Extracted data entries
----

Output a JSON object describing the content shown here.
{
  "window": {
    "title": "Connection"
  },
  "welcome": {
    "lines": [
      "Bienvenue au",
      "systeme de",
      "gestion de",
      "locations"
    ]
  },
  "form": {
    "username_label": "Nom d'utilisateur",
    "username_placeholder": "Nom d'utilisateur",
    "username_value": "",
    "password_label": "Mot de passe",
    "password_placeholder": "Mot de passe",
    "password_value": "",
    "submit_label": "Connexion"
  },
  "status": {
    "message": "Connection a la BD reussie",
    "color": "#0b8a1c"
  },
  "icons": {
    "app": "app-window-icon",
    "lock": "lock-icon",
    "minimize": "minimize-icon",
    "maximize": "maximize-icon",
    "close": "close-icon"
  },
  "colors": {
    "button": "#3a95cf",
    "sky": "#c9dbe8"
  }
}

----

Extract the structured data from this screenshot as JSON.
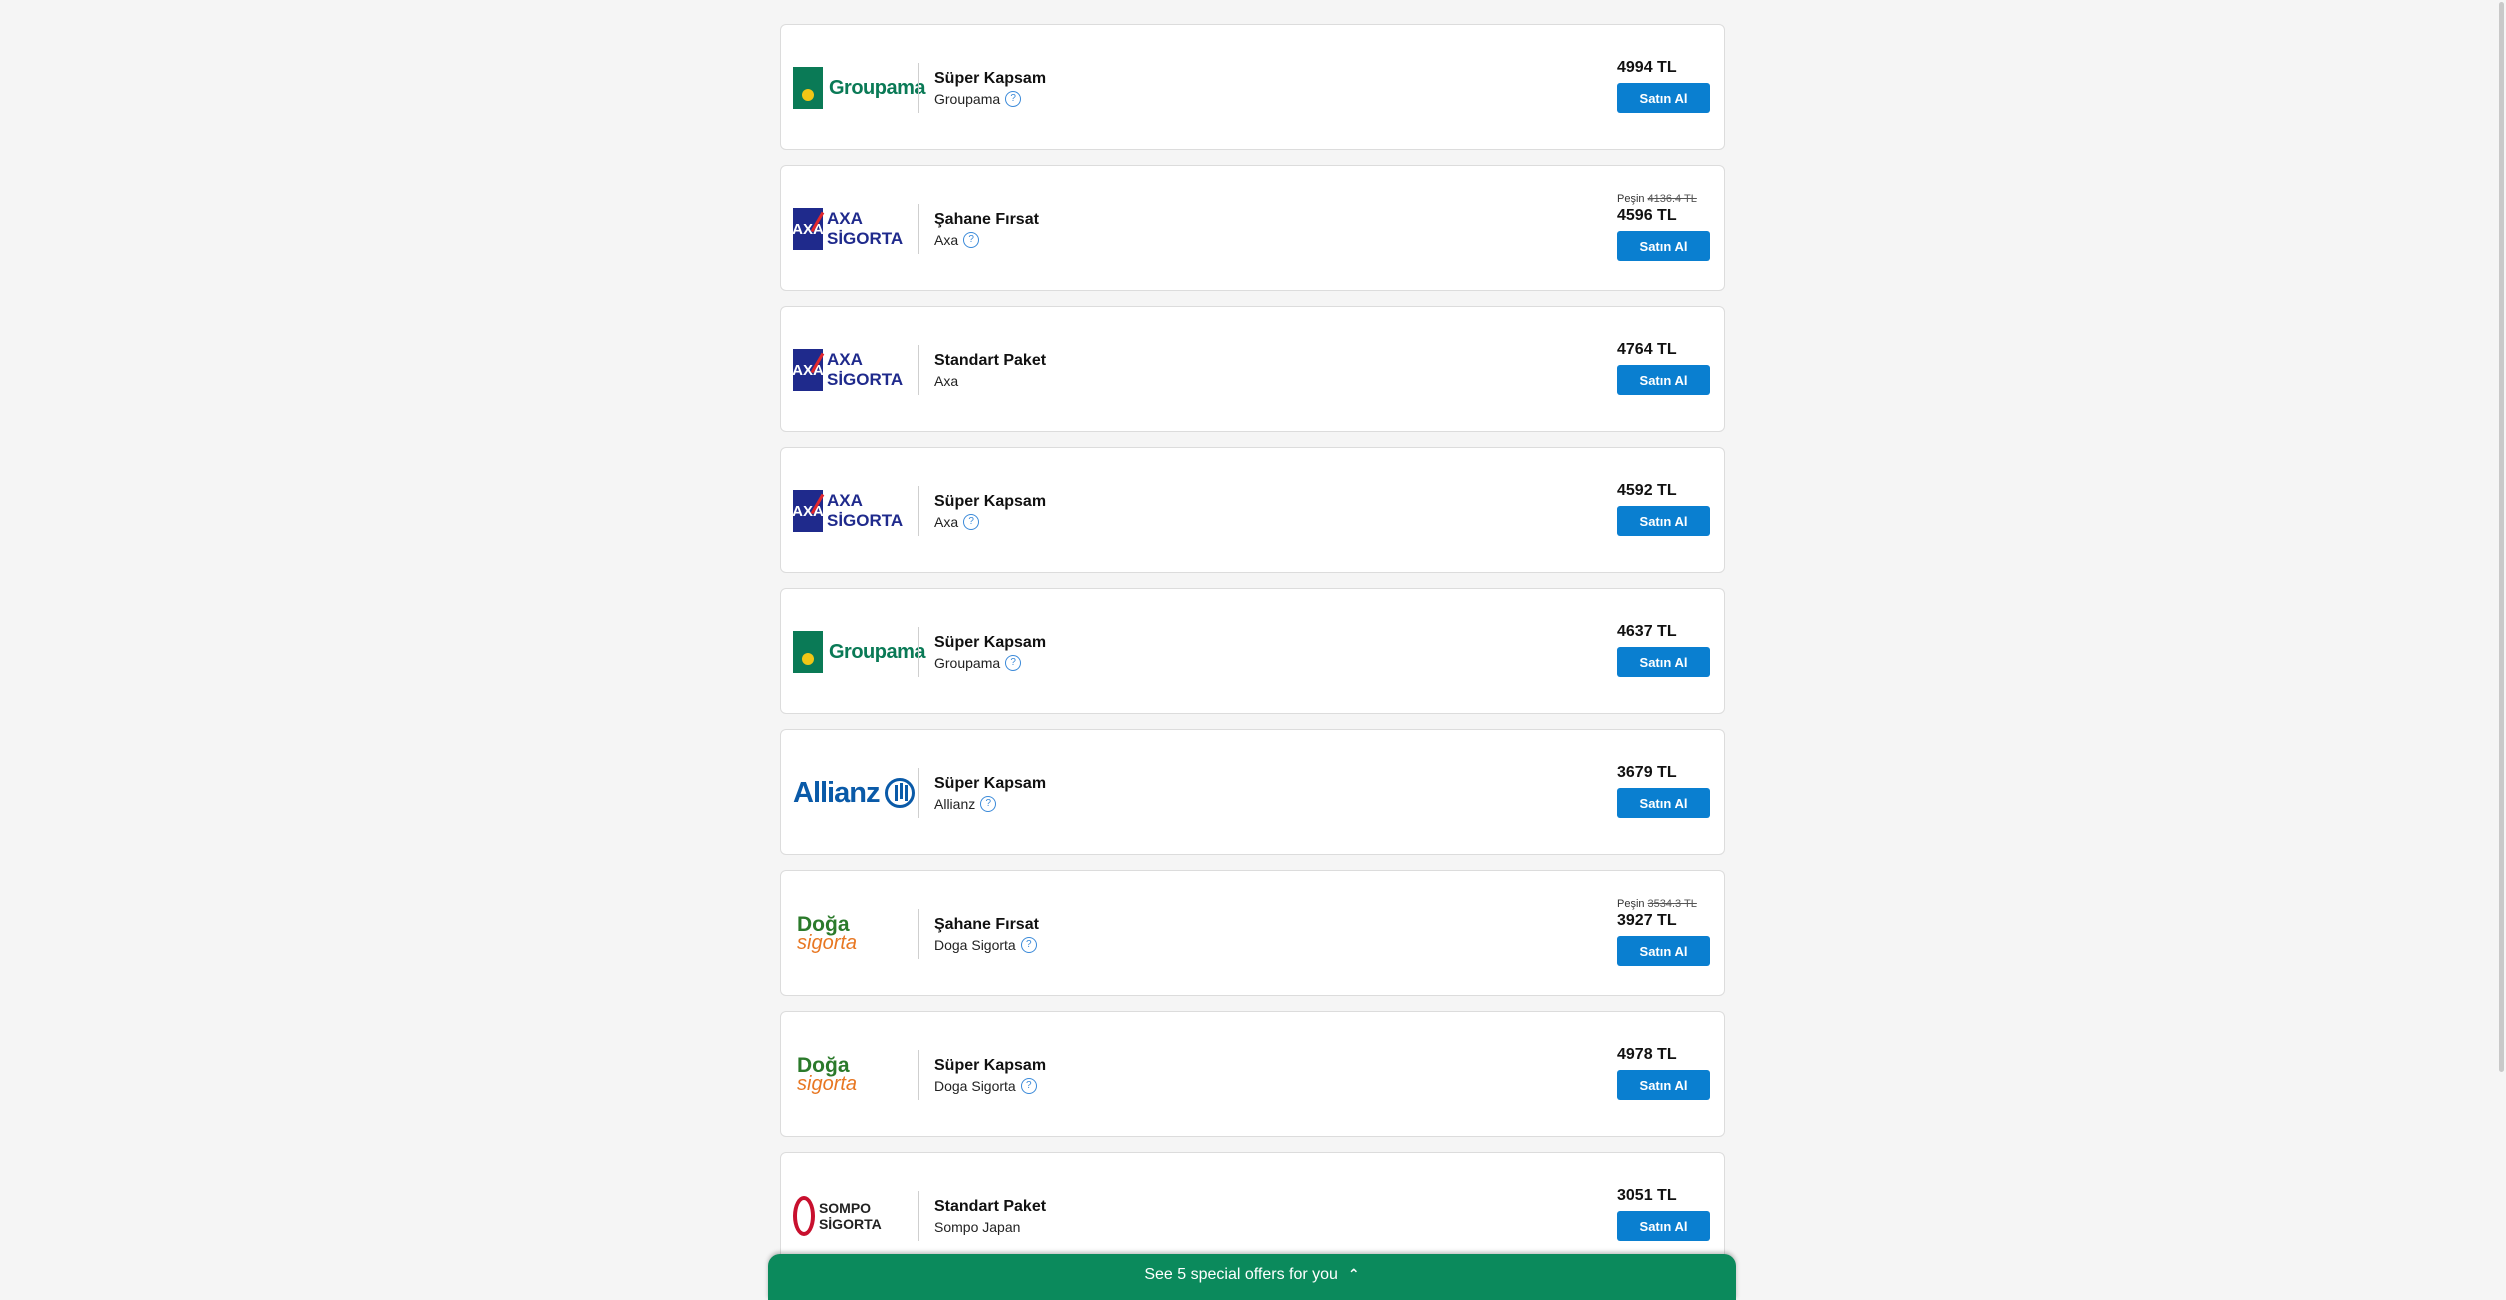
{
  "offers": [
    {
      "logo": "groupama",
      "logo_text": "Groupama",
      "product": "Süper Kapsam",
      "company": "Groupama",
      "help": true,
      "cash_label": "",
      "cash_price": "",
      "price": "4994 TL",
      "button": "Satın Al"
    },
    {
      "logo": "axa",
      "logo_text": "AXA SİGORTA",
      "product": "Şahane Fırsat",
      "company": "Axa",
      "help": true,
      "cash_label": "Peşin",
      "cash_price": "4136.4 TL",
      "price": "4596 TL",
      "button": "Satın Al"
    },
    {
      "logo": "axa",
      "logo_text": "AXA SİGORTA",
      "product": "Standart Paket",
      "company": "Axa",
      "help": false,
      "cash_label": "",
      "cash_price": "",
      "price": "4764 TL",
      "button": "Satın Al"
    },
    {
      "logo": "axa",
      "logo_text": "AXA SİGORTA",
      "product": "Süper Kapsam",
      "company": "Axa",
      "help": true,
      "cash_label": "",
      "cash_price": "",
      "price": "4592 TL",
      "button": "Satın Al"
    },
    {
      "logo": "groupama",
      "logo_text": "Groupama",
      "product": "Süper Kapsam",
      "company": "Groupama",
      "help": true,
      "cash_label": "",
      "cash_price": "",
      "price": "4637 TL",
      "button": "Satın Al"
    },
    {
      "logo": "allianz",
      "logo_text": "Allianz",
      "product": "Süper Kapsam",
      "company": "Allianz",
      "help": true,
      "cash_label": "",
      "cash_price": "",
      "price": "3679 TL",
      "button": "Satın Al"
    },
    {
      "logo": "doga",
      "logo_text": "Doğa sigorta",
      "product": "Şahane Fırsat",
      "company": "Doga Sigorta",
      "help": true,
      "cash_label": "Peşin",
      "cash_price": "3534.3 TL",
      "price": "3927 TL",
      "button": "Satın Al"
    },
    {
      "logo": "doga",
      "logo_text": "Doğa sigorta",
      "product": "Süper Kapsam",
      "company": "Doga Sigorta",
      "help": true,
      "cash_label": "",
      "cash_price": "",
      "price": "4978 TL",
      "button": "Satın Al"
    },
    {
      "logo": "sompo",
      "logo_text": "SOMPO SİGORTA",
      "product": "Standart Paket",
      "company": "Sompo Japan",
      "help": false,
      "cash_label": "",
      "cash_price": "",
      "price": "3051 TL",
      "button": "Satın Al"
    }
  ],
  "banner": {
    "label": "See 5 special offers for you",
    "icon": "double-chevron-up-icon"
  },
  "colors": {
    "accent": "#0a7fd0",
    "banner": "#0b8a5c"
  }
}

----

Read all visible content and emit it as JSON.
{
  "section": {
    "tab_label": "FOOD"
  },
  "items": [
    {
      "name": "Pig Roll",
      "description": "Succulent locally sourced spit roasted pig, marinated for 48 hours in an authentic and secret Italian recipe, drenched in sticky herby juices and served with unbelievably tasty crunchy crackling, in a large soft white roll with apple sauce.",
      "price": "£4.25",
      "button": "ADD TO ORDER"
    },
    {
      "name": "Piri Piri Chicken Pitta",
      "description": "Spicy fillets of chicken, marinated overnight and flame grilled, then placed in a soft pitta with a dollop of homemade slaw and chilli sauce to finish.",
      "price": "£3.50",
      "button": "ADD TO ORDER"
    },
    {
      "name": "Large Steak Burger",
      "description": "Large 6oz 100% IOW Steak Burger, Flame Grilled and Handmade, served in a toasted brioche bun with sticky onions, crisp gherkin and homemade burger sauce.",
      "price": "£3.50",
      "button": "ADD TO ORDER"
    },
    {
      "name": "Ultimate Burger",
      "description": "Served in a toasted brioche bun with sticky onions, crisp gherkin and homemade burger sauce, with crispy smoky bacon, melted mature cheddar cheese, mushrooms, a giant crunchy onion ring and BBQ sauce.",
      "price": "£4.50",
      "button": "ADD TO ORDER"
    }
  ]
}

----

EXERCISE GOAL ▸
Write out every line from the entries where "JSON" appears.

SOLVED PROBLEM ▸
Output a JSON object describing the content shown here.
Extract the structured data from this screenshot as JSON.
Read all visible content and emit it as JSON.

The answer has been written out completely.